### Supplied material
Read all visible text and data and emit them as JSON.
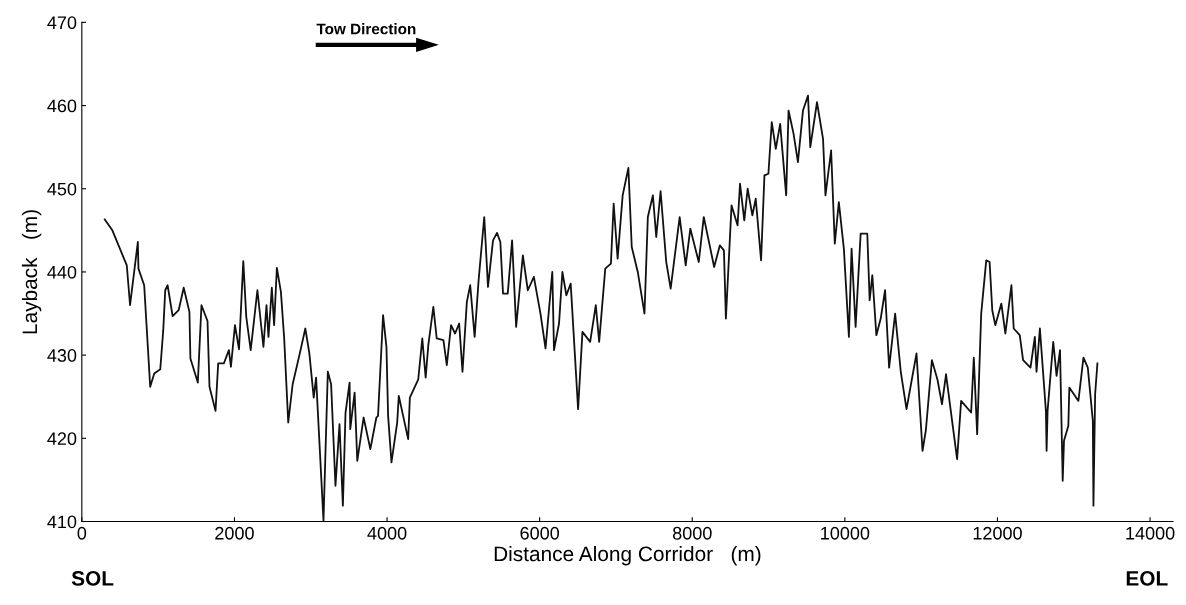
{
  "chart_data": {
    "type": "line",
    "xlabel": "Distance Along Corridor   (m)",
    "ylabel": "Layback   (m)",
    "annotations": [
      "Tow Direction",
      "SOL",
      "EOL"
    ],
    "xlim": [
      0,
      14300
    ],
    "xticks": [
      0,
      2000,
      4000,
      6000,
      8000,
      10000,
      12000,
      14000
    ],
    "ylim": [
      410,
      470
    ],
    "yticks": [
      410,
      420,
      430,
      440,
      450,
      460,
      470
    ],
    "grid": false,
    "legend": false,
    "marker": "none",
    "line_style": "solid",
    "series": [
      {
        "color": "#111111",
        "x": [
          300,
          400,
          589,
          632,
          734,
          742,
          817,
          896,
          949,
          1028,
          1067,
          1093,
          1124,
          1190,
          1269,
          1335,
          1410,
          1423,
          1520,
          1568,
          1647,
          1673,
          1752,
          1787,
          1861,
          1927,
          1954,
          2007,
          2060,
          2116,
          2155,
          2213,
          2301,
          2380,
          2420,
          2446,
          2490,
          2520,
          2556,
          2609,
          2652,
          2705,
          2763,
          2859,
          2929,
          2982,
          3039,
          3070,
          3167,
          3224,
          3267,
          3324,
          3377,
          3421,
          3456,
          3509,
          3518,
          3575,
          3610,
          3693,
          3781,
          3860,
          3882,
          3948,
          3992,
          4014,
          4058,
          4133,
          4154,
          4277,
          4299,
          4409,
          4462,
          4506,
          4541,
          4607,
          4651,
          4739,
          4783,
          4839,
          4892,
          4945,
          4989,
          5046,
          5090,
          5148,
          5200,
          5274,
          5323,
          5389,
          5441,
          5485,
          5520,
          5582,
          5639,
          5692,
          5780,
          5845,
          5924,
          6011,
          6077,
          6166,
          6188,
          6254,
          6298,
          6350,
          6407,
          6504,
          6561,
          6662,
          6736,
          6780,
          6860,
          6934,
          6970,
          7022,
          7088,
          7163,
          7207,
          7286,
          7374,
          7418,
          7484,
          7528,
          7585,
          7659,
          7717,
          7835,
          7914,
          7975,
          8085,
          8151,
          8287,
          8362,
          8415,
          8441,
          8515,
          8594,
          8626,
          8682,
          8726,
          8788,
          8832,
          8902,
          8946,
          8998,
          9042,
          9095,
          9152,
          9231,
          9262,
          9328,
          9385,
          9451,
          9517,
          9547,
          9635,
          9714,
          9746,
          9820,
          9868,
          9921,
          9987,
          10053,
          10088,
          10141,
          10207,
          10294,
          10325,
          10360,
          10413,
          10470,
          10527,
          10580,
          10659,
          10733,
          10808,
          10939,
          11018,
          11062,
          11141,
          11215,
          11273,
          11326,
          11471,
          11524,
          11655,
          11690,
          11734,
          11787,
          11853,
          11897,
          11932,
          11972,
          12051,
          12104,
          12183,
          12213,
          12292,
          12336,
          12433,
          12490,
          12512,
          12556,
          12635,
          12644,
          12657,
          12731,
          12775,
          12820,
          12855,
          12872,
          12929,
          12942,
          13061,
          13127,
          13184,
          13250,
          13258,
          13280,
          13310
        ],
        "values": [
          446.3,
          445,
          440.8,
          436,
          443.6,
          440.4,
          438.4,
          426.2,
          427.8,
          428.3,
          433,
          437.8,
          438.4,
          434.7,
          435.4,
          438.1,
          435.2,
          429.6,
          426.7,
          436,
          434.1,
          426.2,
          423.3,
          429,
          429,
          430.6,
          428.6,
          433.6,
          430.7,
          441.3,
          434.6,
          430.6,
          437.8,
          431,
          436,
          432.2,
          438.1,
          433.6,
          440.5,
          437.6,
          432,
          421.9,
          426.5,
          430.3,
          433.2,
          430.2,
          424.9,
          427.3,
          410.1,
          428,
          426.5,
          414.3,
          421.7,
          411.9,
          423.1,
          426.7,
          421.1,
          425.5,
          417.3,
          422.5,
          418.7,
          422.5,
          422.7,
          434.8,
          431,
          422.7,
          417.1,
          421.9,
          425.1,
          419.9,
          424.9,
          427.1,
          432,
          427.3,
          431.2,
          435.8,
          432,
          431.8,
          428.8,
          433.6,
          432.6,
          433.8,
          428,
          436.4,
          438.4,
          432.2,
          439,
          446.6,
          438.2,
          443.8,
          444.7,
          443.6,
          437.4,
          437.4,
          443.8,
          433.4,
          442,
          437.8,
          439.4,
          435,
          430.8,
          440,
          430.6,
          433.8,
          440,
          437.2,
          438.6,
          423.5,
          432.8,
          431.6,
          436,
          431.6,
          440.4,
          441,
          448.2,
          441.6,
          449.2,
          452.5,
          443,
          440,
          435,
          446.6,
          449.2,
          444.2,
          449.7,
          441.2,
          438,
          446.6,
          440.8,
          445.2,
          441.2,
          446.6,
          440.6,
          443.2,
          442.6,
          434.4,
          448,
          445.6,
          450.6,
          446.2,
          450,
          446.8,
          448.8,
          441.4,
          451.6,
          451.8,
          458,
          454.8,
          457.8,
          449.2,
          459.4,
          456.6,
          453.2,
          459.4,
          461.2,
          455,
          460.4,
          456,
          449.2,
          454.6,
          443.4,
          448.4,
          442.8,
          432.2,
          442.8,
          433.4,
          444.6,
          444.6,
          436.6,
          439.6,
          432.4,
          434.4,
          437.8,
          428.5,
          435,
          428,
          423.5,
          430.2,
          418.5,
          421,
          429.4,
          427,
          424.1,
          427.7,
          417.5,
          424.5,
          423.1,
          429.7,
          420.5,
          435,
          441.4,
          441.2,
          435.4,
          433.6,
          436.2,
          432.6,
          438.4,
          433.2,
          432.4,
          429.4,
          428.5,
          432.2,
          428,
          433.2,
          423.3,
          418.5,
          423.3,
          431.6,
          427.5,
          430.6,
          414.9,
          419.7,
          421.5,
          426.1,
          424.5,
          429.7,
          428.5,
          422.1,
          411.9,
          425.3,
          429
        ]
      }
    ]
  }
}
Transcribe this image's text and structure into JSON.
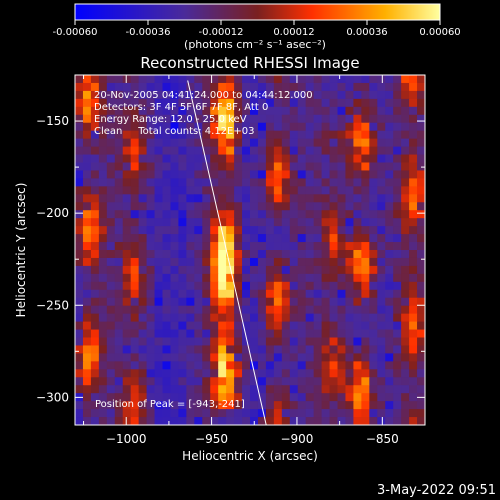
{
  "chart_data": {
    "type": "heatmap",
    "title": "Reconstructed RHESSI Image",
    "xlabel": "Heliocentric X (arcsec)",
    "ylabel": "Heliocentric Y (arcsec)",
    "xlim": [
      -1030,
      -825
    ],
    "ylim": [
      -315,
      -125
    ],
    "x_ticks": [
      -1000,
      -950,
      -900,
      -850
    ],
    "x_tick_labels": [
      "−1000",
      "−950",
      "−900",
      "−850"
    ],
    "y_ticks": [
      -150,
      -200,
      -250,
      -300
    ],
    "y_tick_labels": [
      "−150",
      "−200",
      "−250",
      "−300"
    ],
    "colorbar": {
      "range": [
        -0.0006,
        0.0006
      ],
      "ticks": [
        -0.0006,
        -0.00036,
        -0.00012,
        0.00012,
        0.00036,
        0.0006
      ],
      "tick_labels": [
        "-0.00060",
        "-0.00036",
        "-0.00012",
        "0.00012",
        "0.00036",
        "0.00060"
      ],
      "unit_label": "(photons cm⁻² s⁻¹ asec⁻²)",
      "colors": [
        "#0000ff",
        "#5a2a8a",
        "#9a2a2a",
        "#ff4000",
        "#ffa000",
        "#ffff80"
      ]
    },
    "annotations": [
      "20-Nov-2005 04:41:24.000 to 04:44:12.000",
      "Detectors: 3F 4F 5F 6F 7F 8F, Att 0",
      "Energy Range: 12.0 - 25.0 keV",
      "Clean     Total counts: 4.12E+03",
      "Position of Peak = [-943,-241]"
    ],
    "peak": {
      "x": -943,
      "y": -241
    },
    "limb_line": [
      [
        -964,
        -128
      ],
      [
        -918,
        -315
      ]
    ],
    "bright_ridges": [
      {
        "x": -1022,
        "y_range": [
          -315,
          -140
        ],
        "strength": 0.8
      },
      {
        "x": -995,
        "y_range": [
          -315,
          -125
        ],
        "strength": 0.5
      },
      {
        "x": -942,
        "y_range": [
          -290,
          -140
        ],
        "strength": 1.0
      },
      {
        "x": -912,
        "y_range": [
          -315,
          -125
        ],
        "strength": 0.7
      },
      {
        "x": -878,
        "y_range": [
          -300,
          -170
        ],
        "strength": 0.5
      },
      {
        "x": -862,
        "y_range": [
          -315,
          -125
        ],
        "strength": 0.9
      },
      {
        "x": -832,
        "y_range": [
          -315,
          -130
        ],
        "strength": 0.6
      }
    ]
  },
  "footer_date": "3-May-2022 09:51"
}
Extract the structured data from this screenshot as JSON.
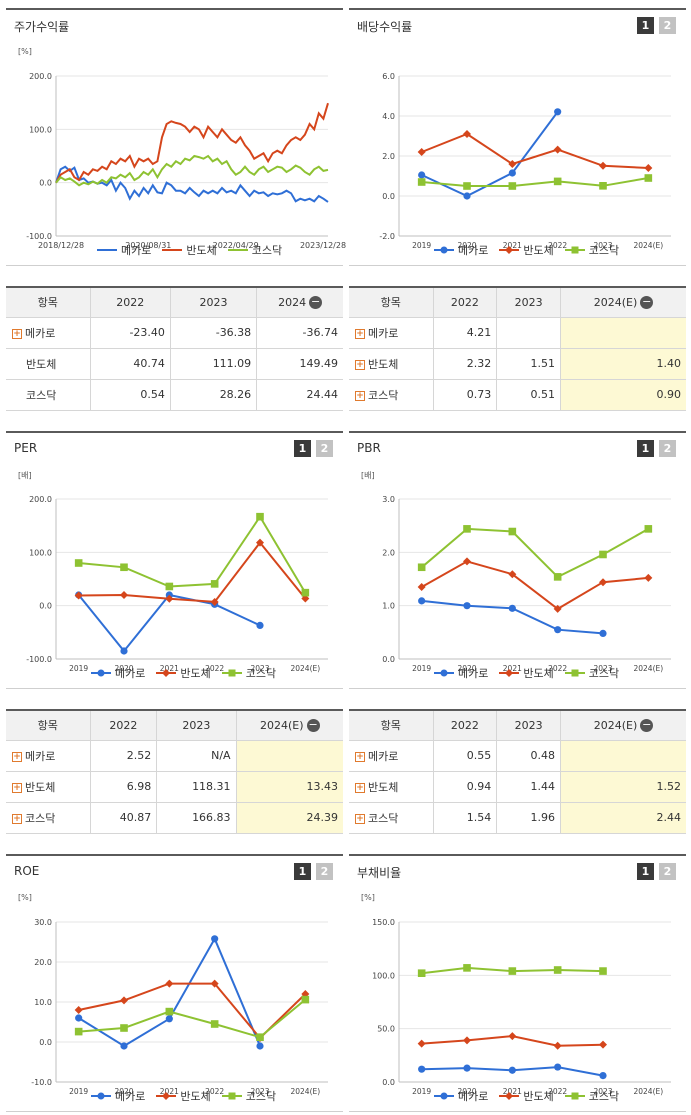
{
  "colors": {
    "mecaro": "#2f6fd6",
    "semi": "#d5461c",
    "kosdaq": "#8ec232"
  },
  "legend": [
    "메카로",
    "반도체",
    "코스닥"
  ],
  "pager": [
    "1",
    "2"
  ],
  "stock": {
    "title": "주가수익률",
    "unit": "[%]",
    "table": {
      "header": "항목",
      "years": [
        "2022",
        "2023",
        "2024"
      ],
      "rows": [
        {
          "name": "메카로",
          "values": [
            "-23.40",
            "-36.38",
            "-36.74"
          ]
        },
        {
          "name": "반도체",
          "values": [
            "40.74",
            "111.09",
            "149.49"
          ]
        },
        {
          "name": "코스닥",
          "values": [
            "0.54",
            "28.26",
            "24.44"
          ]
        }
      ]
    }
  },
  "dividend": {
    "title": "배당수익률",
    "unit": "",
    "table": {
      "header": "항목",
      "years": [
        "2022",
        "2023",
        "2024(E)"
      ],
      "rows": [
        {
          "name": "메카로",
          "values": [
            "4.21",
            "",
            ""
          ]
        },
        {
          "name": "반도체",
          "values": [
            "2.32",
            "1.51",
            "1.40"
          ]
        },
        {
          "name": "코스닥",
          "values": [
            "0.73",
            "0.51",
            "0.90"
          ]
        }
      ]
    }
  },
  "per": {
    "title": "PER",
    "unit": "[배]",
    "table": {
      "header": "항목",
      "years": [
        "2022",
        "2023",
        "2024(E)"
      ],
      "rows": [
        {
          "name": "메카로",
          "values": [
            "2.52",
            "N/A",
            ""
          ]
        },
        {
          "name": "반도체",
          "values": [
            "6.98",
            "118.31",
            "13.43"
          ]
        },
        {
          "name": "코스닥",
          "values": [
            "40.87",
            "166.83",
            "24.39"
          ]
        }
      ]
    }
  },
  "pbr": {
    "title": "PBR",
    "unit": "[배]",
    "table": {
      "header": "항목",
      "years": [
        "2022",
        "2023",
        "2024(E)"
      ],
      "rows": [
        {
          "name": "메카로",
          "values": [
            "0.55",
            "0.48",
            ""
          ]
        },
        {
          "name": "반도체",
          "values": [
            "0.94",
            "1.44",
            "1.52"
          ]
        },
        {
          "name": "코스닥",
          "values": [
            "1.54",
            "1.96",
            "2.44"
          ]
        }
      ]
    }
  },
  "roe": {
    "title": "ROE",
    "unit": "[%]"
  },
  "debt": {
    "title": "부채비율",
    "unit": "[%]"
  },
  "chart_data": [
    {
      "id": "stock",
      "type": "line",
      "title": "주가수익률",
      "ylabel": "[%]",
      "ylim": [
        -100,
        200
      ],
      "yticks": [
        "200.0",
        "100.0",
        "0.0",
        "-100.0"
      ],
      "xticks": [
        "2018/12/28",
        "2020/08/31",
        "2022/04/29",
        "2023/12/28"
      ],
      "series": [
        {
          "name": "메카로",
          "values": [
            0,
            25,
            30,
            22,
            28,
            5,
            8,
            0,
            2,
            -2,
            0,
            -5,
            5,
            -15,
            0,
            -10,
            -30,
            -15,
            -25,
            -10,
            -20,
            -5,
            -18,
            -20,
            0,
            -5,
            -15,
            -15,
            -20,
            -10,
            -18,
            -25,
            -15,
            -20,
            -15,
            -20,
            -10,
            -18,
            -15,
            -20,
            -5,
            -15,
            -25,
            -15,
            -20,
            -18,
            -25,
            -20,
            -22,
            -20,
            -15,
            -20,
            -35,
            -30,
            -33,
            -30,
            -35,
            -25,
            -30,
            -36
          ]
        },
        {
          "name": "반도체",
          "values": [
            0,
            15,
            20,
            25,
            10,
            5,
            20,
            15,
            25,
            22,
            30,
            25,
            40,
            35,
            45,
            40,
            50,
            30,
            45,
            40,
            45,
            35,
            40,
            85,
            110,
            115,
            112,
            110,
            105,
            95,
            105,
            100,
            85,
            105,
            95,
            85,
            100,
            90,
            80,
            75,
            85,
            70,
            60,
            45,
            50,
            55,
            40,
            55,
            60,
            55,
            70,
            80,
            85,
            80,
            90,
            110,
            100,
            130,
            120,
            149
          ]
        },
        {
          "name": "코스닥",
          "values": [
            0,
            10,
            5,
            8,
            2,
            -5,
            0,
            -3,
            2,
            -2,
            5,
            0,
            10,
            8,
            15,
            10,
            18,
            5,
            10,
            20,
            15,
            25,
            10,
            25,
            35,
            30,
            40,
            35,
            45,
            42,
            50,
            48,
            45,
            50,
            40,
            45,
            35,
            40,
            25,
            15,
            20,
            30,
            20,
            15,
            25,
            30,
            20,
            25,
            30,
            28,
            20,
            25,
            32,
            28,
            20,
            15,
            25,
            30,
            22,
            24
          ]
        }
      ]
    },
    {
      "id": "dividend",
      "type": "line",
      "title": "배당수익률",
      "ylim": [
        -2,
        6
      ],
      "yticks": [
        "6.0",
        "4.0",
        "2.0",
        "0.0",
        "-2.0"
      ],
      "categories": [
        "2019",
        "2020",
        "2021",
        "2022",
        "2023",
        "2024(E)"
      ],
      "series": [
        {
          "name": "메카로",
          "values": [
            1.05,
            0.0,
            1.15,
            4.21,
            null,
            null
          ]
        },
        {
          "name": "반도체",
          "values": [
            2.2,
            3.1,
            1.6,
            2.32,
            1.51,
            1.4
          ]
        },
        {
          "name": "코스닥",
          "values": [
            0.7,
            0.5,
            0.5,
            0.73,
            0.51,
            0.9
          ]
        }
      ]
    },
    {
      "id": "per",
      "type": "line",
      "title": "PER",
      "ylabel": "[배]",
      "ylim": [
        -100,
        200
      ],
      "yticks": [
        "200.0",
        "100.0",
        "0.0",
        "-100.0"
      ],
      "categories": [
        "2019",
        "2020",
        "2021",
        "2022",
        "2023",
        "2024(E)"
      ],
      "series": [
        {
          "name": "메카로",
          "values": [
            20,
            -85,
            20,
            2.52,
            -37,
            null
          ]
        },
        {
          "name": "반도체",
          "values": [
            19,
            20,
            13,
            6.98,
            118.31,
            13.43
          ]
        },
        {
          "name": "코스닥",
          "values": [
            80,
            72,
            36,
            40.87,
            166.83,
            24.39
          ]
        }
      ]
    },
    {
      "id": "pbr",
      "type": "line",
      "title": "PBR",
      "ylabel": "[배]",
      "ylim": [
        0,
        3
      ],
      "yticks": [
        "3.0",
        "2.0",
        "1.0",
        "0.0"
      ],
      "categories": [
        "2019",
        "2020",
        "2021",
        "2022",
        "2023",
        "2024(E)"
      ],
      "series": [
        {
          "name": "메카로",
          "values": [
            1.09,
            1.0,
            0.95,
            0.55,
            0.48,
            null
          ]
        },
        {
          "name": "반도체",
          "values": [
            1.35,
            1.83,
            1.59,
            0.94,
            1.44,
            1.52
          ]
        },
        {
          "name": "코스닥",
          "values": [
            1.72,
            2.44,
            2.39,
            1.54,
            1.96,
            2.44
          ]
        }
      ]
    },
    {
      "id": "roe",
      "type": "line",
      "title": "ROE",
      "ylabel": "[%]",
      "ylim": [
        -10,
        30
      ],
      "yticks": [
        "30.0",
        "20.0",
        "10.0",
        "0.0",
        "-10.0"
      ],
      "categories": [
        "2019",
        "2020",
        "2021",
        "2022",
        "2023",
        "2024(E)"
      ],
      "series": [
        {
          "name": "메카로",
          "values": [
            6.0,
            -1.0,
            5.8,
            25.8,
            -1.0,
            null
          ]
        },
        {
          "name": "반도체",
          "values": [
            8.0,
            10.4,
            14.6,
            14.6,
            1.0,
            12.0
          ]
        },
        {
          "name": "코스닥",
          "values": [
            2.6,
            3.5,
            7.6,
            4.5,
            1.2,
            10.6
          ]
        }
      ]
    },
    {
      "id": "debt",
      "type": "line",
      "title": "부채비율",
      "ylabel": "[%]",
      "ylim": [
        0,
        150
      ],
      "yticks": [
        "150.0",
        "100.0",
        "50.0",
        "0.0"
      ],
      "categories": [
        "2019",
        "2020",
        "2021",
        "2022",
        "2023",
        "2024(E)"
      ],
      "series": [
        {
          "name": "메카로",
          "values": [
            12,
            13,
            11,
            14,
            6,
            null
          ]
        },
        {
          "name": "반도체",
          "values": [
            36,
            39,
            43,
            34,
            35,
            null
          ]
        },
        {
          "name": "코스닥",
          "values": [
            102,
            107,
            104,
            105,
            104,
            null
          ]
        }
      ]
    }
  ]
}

### Exercise directions
Going through the entries above line by line, work out how many lines include the word "arcsec". Only the number is required.

### Expected output
2